DIRECTIONS FOR THIS TASK
Repeat the data verbatim.

— START DATASET RECORDS —

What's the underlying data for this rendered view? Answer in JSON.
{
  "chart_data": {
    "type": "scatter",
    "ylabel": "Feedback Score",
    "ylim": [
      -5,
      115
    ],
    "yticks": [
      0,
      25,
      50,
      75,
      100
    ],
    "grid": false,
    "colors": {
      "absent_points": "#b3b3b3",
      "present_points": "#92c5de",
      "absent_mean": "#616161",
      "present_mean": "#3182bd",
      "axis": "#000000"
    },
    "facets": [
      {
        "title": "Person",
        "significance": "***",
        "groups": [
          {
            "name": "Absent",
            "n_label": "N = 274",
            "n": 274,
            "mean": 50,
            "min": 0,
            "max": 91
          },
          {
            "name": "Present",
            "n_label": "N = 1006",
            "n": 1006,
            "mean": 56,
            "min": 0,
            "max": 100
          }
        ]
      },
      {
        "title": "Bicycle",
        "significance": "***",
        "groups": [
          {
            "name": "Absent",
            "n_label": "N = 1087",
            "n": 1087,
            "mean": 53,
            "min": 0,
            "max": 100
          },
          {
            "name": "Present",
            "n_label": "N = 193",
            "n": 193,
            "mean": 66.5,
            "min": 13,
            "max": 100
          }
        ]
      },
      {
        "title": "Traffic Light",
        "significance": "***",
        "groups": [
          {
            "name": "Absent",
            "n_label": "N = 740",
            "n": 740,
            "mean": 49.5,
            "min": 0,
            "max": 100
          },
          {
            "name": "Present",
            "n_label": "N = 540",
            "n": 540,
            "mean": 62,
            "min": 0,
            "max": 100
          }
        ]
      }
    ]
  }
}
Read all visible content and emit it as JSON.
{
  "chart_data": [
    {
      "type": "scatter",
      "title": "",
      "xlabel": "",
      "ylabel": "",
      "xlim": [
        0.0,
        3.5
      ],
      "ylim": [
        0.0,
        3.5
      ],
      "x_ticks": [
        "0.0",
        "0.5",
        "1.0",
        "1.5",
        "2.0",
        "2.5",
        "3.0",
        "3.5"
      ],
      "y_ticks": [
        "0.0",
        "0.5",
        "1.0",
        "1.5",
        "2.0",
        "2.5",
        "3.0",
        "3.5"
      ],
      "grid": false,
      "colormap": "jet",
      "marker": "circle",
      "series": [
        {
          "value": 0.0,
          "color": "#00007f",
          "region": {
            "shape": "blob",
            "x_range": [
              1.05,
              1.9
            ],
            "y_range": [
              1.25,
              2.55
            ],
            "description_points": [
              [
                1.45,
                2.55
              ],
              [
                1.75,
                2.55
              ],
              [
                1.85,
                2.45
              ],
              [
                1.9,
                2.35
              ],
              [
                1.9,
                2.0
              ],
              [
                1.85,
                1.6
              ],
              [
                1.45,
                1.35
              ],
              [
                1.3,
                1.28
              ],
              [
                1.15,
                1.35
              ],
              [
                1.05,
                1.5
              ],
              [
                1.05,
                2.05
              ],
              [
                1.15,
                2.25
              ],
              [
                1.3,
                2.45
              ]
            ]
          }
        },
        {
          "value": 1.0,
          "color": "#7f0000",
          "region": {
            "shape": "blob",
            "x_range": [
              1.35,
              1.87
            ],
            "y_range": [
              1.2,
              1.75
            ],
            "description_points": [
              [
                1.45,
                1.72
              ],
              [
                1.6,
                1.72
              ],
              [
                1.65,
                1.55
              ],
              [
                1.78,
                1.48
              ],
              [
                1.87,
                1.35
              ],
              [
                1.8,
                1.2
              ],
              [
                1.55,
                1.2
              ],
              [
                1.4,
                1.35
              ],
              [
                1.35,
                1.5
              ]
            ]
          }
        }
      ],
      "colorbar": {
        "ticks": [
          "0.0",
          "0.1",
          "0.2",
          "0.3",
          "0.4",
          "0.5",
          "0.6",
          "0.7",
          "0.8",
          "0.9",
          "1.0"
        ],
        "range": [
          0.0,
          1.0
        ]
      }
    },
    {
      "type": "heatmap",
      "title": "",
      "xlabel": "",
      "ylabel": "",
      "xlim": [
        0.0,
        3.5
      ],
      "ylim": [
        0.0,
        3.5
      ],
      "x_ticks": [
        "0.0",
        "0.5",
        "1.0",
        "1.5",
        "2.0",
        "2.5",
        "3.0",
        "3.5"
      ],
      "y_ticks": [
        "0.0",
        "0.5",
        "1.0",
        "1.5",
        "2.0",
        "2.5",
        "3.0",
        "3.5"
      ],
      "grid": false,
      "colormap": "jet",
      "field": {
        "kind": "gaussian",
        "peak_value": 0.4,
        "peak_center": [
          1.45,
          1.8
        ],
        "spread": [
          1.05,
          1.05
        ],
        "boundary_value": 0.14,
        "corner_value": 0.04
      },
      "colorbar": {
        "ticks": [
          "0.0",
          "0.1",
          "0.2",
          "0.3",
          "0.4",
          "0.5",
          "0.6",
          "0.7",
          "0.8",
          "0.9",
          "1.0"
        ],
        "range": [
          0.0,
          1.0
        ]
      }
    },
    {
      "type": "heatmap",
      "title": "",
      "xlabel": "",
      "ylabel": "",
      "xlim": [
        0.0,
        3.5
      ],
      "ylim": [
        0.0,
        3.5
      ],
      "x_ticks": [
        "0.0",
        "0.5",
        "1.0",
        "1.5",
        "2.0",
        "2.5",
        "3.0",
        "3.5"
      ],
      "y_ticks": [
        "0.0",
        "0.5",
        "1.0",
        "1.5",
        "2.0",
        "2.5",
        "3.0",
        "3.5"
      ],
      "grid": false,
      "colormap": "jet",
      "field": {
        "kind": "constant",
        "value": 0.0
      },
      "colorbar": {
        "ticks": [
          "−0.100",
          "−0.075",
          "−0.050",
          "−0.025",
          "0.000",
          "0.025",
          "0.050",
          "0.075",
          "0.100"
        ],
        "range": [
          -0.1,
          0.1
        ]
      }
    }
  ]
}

— END DATASET RECORDS —

WRITTEN RESPONSE
What's the underlying data for this rendered view? Answer in JSON.
{
  "chart_data": {
    "type": "scatter",
    "ylabel": "Feedback Score",
    "ylim": [
      -5,
      115
    ],
    "yticks": [
      0,
      25,
      50,
      75,
      100
    ],
    "grid": false,
    "colors": {
      "absent_points": "#b3b3b3",
      "present_points": "#92c5de",
      "absent_mean": "#616161",
      "present_mean": "#3182bd",
      "axis": "#000000"
    },
    "facets": [
      {
        "title": "Person",
        "significance": "***",
        "groups": [
          {
            "name": "Absent",
            "n_label": "N = 274",
            "n": 274,
            "mean": 50,
            "min": 0,
            "max": 91
          },
          {
            "name": "Present",
            "n_label": "N = 1006",
            "n": 1006,
            "mean": 56,
            "min": 0,
            "max": 100
          }
        ]
      },
      {
        "title": "Bicycle",
        "significance": "***",
        "groups": [
          {
            "name": "Absent",
            "n_label": "N = 1087",
            "n": 1087,
            "mean": 53,
            "min": 0,
            "max": 100
          },
          {
            "name": "Present",
            "n_label": "N = 193",
            "n": 193,
            "mean": 66.5,
            "min": 13,
            "max": 100
          }
        ]
      },
      {
        "title": "Traffic Light",
        "significance": "***",
        "groups": [
          {
            "name": "Absent",
            "n_label": "N = 740",
            "n": 740,
            "mean": 49.5,
            "min": 0,
            "max": 100
          },
          {
            "name": "Present",
            "n_label": "N = 540",
            "n": 540,
            "mean": 62,
            "min": 0,
            "max": 100
          }
        ]
      }
    ]
  }
}
Read all visible content and emit it as JSON.
{
  "chart_data": [
    {
      "type": "scatter",
      "title": "",
      "xlabel": "",
      "ylabel": "",
      "xlim": [
        0.0,
        3.5
      ],
      "ylim": [
        0.0,
        3.5
      ],
      "x_ticks": [
        "0.0",
        "0.5",
        "1.0",
        "1.5",
        "2.0",
        "2.5",
        "3.0",
        "3.5"
      ],
      "y_ticks": [
        "0.0",
        "0.5",
        "1.0",
        "1.5",
        "2.0",
        "2.5",
        "3.0",
        "3.5"
      ],
      "grid": false,
      "colormap": "jet",
      "marker": "circle",
      "series": [
        {
          "value": 0.0,
          "color": "#00007f",
          "region": {
            "shape": "blob",
            "x_range": [
              1.05,
              1.9
            ],
            "y_range": [
              1.25,
              2.55
            ],
            "description_points": [
              [
                1.45,
                2.55
              ],
              [
                1.75,
                2.55
              ],
              [
                1.85,
                2.45
              ],
              [
                1.9,
                2.35
              ],
              [
                1.9,
                2.0
              ],
              [
                1.85,
                1.6
              ],
              [
                1.45,
                1.35
              ],
              [
                1.3,
                1.28
              ],
              [
                1.15,
                1.35
              ],
              [
                1.05,
                1.5
              ],
              [
                1.05,
                2.05
              ],
              [
                1.15,
                2.25
              ],
              [
                1.3,
                2.45
              ]
            ]
          }
        },
        {
          "value": 1.0,
          "color": "#7f0000",
          "region": {
            "shape": "blob",
            "x_range": [
              1.35,
              1.87
            ],
            "y_range": [
              1.2,
              1.75
            ],
            "description_points": [
              [
                1.45,
                1.72
              ],
              [
                1.6,
                1.72
              ],
              [
                1.65,
                1.55
              ],
              [
                1.78,
                1.48
              ],
              [
                1.87,
                1.35
              ],
              [
                1.8,
                1.2
              ],
              [
                1.55,
                1.2
              ],
              [
                1.4,
                1.35
              ],
              [
                1.35,
                1.5
              ]
            ]
          }
        }
      ],
      "colorbar": {
        "ticks": [
          "0.0",
          "0.1",
          "0.2",
          "0.3",
          "0.4",
          "0.5",
          "0.6",
          "0.7",
          "0.8",
          "0.9",
          "1.0"
        ],
        "range": [
          0.0,
          1.0
        ]
      }
    },
    {
      "type": "heatmap",
      "title": "",
      "xlabel": "",
      "ylabel": "",
      "xlim": [
        0.0,
        3.5
      ],
      "ylim": [
        0.0,
        3.5
      ],
      "x_ticks": [
        "0.0",
        "0.5",
        "1.0",
        "1.5",
        "2.0",
        "2.5",
        "3.0",
        "3.5"
      ],
      "y_ticks": [
        "0.0",
        "0.5",
        "1.0",
        "1.5",
        "2.0",
        "2.5",
        "3.0",
        "3.5"
      ],
      "grid": false,
      "colormap": "jet",
      "field": {
        "kind": "gaussian",
        "peak_value": 0.4,
        "peak_center": [
          1.45,
          1.8
        ],
        "spread": [
          1.05,
          1.05
        ],
        "boundary_value": 0.14,
        "corner_value": 0.04
      },
      "colorbar": {
        "ticks": [
          "0.0",
          "0.1",
          "0.2",
          "0.3",
          "0.4",
          "0.5",
          "0.6",
          "0.7",
          "0.8",
          "0.9",
          "1.0"
        ],
        "range": [
          0.0,
          1.0
        ]
      }
    },
    {
      "type": "heatmap",
      "title": "",
      "xlabel": "",
      "ylabel": "",
      "xlim": [
        0.0,
        3.5
      ],
      "ylim": [
        0.0,
        3.5
      ],
      "x_ticks": [
        "0.0",
        "0.5",
        "1.0",
        "1.5",
        "2.0",
        "2.5",
        "3.0",
        "3.5"
      ],
      "y_ticks": [
        "0.0",
        "0.5",
        "1.0",
        "1.5",
        "2.0",
        "2.5",
        "3.0",
        "3.5"
      ],
      "grid": false,
      "colormap": "jet",
      "field": {
        "kind": "constant",
        "value": 0.0
      },
      "colorbar": {
        "ticks": [
          "−0.100",
          "−0.075",
          "−0.050",
          "−0.025",
          "0.000",
          "0.025",
          "0.050",
          "0.075",
          "0.100"
        ],
        "range": [
          -0.1,
          0.1
        ]
      }
    }
  ]
}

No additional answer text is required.